Text provided

-- BEGIN --

Re: [DISCUSS] Pre splitting an existing table to avoid hotspotting issues.

Andrew Purtell Thu, 08 Feb 2024 19:09:40 -0800

Agreed, the key is going to be changing the design of references to support 
this new.


Splits must continue to minimize offline time. Increasing that time at all 
would not be acceptable. 

> On Feb 8, 2024, at 5:46 PM, 张铎 <[email protected]> wrote:
> 
> As I said above, split is not like merge, just simply changing the
> Admin API to take a byte[][] does not actually help here.
> 
> For online splitting a region, our algorithm only supports splitting
> to two sub regions, and then we do compaction to clean up all the
> reference files and prepare for the next split.
> 
> I'm not saying this is impossible, but I think the most difficult
> challenge here is how to design a new reference file algorithm to
> support referencing a 'range' of a HFile, not only top half or bottom
> half.
> In this way we can support splitting a region directly to more than 2
> sub regions.
> 
> Or maybe we could change the way on how we split regions, instead of
> creating reference files, we directly read a HFile and output multiple
> HFiles in different ranges, put them in different region directories,
> and also make the flush write to multiple places(the current region
> and all the sub regions), and once everything is fine, we offline the
> old region(also makes it do a final flush), and then online all the
> sub regions. In this way we have nuch lower overall write
> amplification, but the problem is it will take a very long time when
> splitting, and also the fail recovery will be more complicated.
> 
> Thanks.
> 
> Bryan Beaudreault <[email protected]> 于2024年2月9日周五 09:27写道：
>> 
>> Yep, I forgot about that nuance. I agree we can add a splitRegion overload
>> which takes a byte[][] for multiple split points.
>> 
>>> On Thu, Feb 8, 2024 at 8:23 PM Andrew Purtell <[email protected]> wrote:
>>> 
>>> Rushabh already covered this but splitting is not complete until the region
>>> can be split again. This is a very important nuance. The daughter regions
>>> are online very quickly, as designed, but then background housekeeping
>>> (compaction) must copy the data before the daughters become splittable.
>>> Depending on compaction pressure, compaction queue depth, and the settings
>>> of various tunables, waiting for some split daughters to become ready to
>>> split again can take many minutes to hours.
>>> 
>>> So let's say we have replicas of a table at two sites, site A and site B.

-- END --

(Annotated element entries)
-- BEGIN --

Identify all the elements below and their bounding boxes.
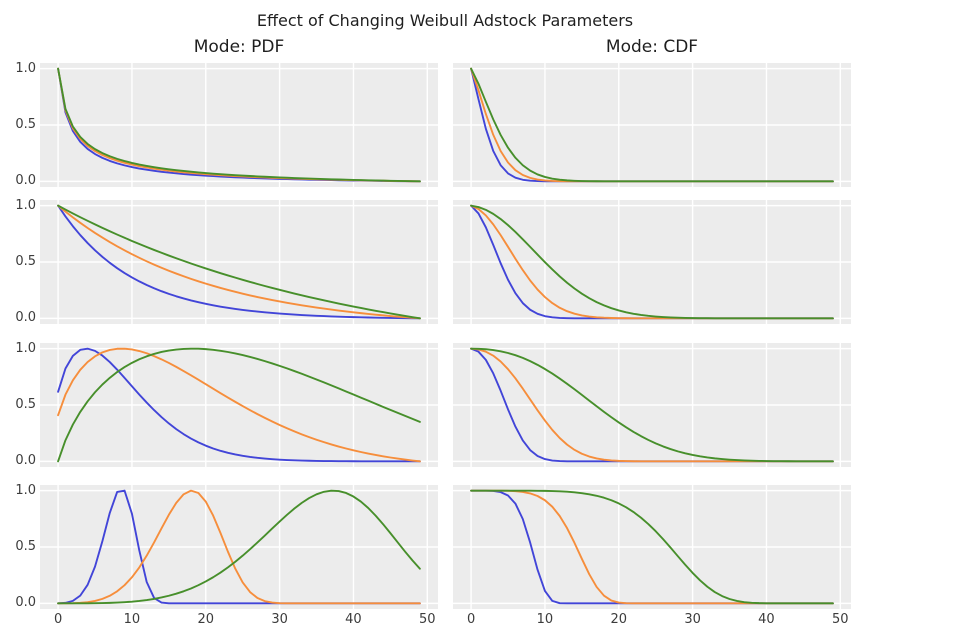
curve-pdf-row3-scale=40	[57, 347, 421, 463]
x-tick-label: 50	[832, 612, 849, 627]
x-tick-label: 30	[684, 612, 701, 627]
curve-cdf-row4-scale=40	[470, 489, 834, 605]
curve-pdf-row2-scale=10	[57, 204, 421, 320]
column-title-cdf: Mode: CDF	[605, 37, 699, 57]
curve-pdf-row4-scale=20	[57, 489, 421, 605]
x-tick-label: 30	[271, 612, 288, 627]
panel-row2-cdf-shape-1	[453, 200, 851, 324]
x-tick-label: 40	[758, 612, 775, 627]
y-tick-label: 0.0	[15, 453, 36, 469]
curve-pdf-row1-scale=40	[57, 67, 421, 183]
y-tick-label: 0.5	[15, 117, 36, 132]
y-tick-label: 0.5	[15, 539, 36, 554]
x-tick-label: 20	[197, 612, 215, 627]
curve-cdf-row3-scale=40	[470, 347, 834, 463]
panel-row3-cdf-shape-1.5	[453, 343, 851, 467]
y-tick-label: 1.0	[15, 340, 36, 356]
curve-cdf-row1-scale=40	[470, 67, 834, 183]
y-tick-label: 1.0	[15, 60, 36, 76]
curve-pdf-row4-scale=40	[57, 489, 421, 605]
x-tick-label: 40	[345, 612, 362, 627]
x-tick-label: 0	[466, 612, 476, 627]
y-tick-label: 1.0	[15, 482, 36, 498]
panel-row3-pdf-shape-1.5	[40, 343, 438, 467]
y-tick-label: 0.5	[15, 254, 36, 269]
y-tick-label: 0.0	[15, 310, 36, 326]
curve-pdf-row2-scale=40	[57, 204, 421, 320]
y-tick-label: 0.0	[15, 595, 36, 611]
panel-row2-pdf-shape-1	[40, 200, 438, 324]
curve-cdf-row2-scale=40	[470, 204, 834, 320]
panel-row4-pdf-shape-5	[40, 485, 438, 609]
x-tick-label: 0	[53, 612, 63, 627]
y-tick-label: 0.5	[15, 397, 36, 412]
panel-row1-cdf-shape-0.5	[453, 63, 851, 187]
x-tick-label: 10	[123, 612, 141, 627]
panel-row4-cdf-shape-5	[453, 485, 851, 609]
y-tick-label: 1.0	[15, 197, 36, 213]
x-tick-label: 10	[536, 612, 554, 627]
column-title-pdf: Mode: PDF	[193, 37, 285, 57]
x-tick-label: 50	[419, 612, 436, 627]
figure-title: Effect of Changing Weibull Adstock Param…	[256, 11, 634, 30]
curve-pdf-row3-scale=20	[57, 347, 421, 463]
panel-row1-pdf-shape-0.5	[40, 63, 438, 187]
curve-pdf-row2-scale=20	[57, 204, 421, 320]
x-tick-label: 20	[610, 612, 628, 627]
y-tick-label: 0.0	[15, 173, 36, 189]
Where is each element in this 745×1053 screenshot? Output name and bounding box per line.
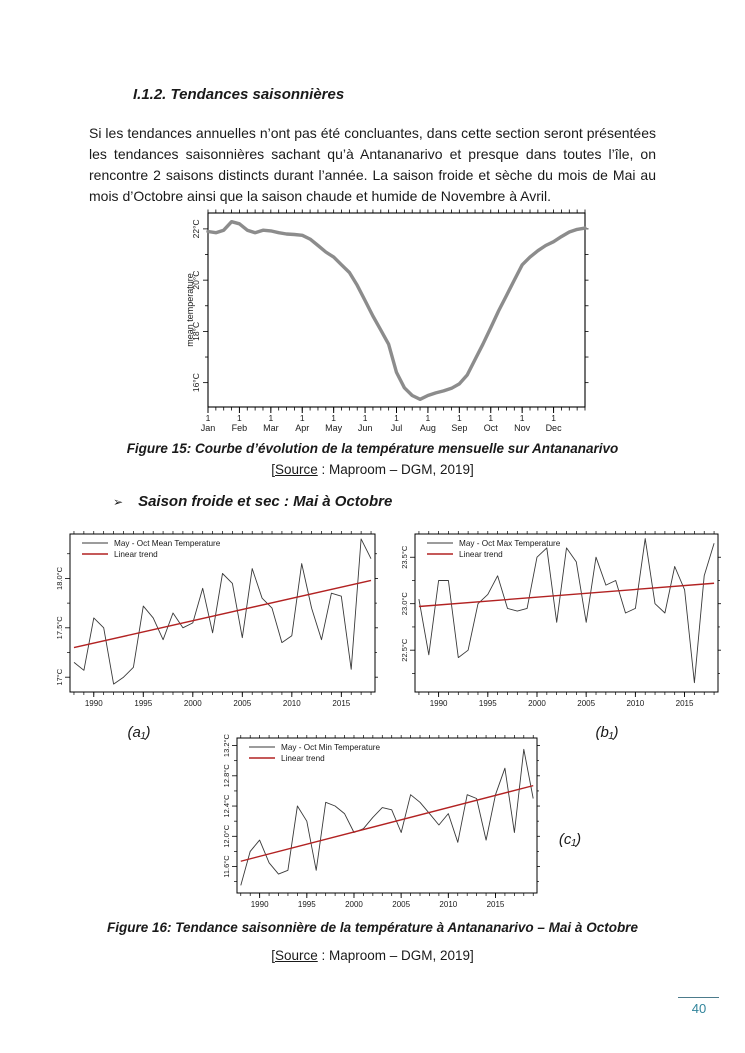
figure16-caption: Figure 16: Tendance saisonnière de la te… — [107, 920, 638, 935]
svg-text:1: 1 — [488, 413, 493, 423]
svg-text:Jul: Jul — [391, 423, 403, 433]
svg-text:18°C: 18°C — [191, 322, 201, 341]
section-heading: I.1.2. Tendances saisonnières — [133, 86, 345, 103]
svg-text:1: 1 — [457, 413, 462, 423]
arrow-bullet-icon: ➢ — [113, 495, 124, 509]
svg-text:2000: 2000 — [345, 900, 363, 909]
svg-text:1: 1 — [363, 413, 368, 423]
svg-text:23.5°C: 23.5°C — [400, 545, 409, 569]
svg-text:2010: 2010 — [283, 699, 301, 708]
source-word: Source — [274, 948, 318, 963]
svg-text:13.2°C: 13.2°C — [222, 733, 231, 757]
svg-text:Mar: Mar — [263, 423, 279, 433]
svg-text:May: May — [325, 423, 343, 433]
svg-text:1990: 1990 — [430, 699, 448, 708]
svg-text:Apr: Apr — [295, 423, 309, 433]
svg-text:2000: 2000 — [184, 699, 202, 708]
svg-text:2000: 2000 — [528, 699, 546, 708]
svg-text:1990: 1990 — [251, 900, 269, 909]
svg-text:1: 1 — [268, 413, 273, 423]
svg-text:2015: 2015 — [487, 900, 505, 909]
source-rest: : Maproom – DGM, 2019] — [317, 462, 474, 477]
svg-text:May - Oct Mean Temperature: May - Oct Mean Temperature — [114, 539, 221, 548]
svg-text:mean temperature: mean temperature — [185, 273, 195, 347]
svg-text:1: 1 — [394, 413, 399, 423]
svg-text:Linear trend: Linear trend — [281, 754, 325, 763]
figure16-source: [Source : Maproom – DGM, 2019] — [0, 948, 745, 963]
svg-text:1: 1 — [206, 413, 211, 423]
svg-text:1: 1 — [300, 413, 305, 423]
svg-text:12.0°C: 12.0°C — [222, 824, 231, 848]
source-bracket-open: [ — [271, 462, 275, 477]
svg-text:Oct: Oct — [484, 423, 499, 433]
bullet-saison-froide: ➢ Saison froide et sec : Mai à Octobre — [113, 493, 392, 510]
svg-text:2010: 2010 — [439, 900, 457, 909]
svg-text:2005: 2005 — [577, 699, 595, 708]
source-bracket-open: [ — [271, 948, 275, 963]
svg-text:22.5°C: 22.5°C — [400, 638, 409, 662]
svg-text:17°C: 17°C — [55, 668, 64, 685]
svg-text:23.0°C: 23.0°C — [400, 592, 409, 616]
svg-text:18.0°C: 18.0°C — [55, 566, 64, 590]
svg-text:12.8°C: 12.8°C — [222, 764, 231, 788]
chart-b1-max-temperature: 1990 1995 2000 2005 2010 2015 22.5°C 23.0°C 23.5… — [400, 531, 721, 708]
svg-text:1990: 1990 — [85, 699, 103, 708]
svg-text:16°C: 16°C — [191, 373, 201, 392]
svg-text:Feb: Feb — [232, 423, 248, 433]
svg-text:Linear trend: Linear trend — [114, 550, 158, 559]
svg-text:1995: 1995 — [134, 699, 152, 708]
svg-text:Jan: Jan — [201, 423, 216, 433]
source-rest: : Maproom – DGM, 2019] — [317, 948, 474, 963]
svg-text:2005: 2005 — [392, 900, 410, 909]
svg-text:1995: 1995 — [479, 699, 497, 708]
svg-text:May - Oct Max Temperature: May - Oct Max Temperature — [459, 539, 561, 548]
svg-text:Dec: Dec — [546, 423, 563, 433]
svg-text:Nov: Nov — [514, 423, 531, 433]
chart-c1-min-temperature: 1990 1995 2000 2005 2010 2015 11.6°C 12.0°C 12.4… — [222, 733, 540, 909]
svg-text:1: 1 — [331, 413, 336, 423]
svg-text:Jun: Jun — [358, 423, 373, 433]
svg-text:2015: 2015 — [676, 699, 694, 708]
svg-text:22°C: 22°C — [191, 219, 201, 238]
svg-text:1: 1 — [426, 413, 431, 423]
body-paragraph: Si les tendances annuelles n’ont pas été… — [89, 125, 656, 204]
bullet-text: Saison froide et sec : Mai à Octobre — [138, 493, 393, 510]
svg-text:2010: 2010 — [626, 699, 644, 708]
svg-text:Linear trend: Linear trend — [459, 550, 503, 559]
figure15-source: [Source : Maproom – DGM, 2019] — [0, 462, 745, 477]
panel-label-a1: (a₁) — [127, 724, 151, 741]
svg-text:2015: 2015 — [332, 699, 350, 708]
svg-text:1: 1 — [551, 413, 556, 423]
svg-text:Sep: Sep — [451, 423, 467, 433]
svg-text:2005: 2005 — [233, 699, 251, 708]
panel-label-c1: (c₁) — [558, 831, 582, 848]
footer-rule — [678, 997, 719, 998]
svg-text:11.6°C: 11.6°C — [222, 855, 231, 878]
svg-text:1995: 1995 — [298, 900, 316, 909]
svg-text:1: 1 — [520, 413, 525, 423]
svg-text:17.5°C: 17.5°C — [55, 616, 64, 640]
svg-text:Aug: Aug — [420, 423, 436, 433]
svg-text:1: 1 — [237, 413, 242, 423]
panel-label-b1: (b₁) — [595, 724, 619, 741]
figure15-caption: Figure 15: Courbe d’évolution de la temp… — [126, 441, 619, 456]
svg-text:12.4°C: 12.4°C — [222, 794, 231, 818]
svg-text:May - Oct Min Temperature: May - Oct Min Temperature — [281, 743, 380, 752]
svg-text:20°C: 20°C — [191, 271, 201, 290]
source-word: Source — [274, 462, 318, 477]
chart-a1-mean-temperature: 1990 1995 2000 2005 2010 2015 17°C 17.5°C 18.0°C… — [55, 531, 378, 708]
page-number: 40 — [691, 1001, 707, 1016]
figure15-monthly-temperature-chart: 1Jan1Feb1Mar1Apr1May1Jun1Jul1Aug1Sep1Oct… — [185, 209, 589, 433]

-- END --

To be done
1 > In the thread on pre-splitting tables, restate the paragraph that begins "Or maybe we could change the way" as a short bulleted list that keeps its main facts.
2 > Carry on the discussion of pre-splitting an existing table, picking up after its final sentence about replicas at site A and site B.
The rows are not required for any of this work.

Answers to the tasks
1 >
- Instead of creating reference files, a split could read an HFile directly and write several HFiles covering different ranges, each placed in a different region directory.
- Flushes would write to multiple places: the current region and all the sub regions.
- Once everything is fine, the old region is taken offline after a final flush, and all the sub regions are brought online.
- This approach gives lower overall write amplification.
- Its drawbacks are that splitting would take a very long time and failure recovery would be more complicated.

2 >
>>> The region boundaries of this table in A and B will be different. Now let's
>>> also say that table data is stored with a key prefix mapping to every
>>> unique tenant. When migrating a tenant, data copy will hotspot on the
>>> region(s) hosting keys with the tenant's prefix. This is fine if there are
>>> enough regions to absorb the load. We run into trouble when the region
>>> boundaries in the sub-keyspace of interest are quite different in B versus
>>> A. We get hotspotting and impact to operations until organic splitting
>>> eventually mitigates the hotspotting, but this might also require many
>>> minutes to hours, with noticeable performance degradation in the meantime.
>>> To avoid that degradation we pace the sender but then the copy may take so
>>> long as to miss SLA for the migration. To make the data movement performant
>>> and stay within SLA we want to apply one or more splits or merges so the
>>> region boundaries B roughly align to A, avoiding hotspotting. This will
>>> also make shipping this data by bulk load instead efficient too by
>>> minimizing the amount of HFile splitting necessary to load them at the
>>> receiver.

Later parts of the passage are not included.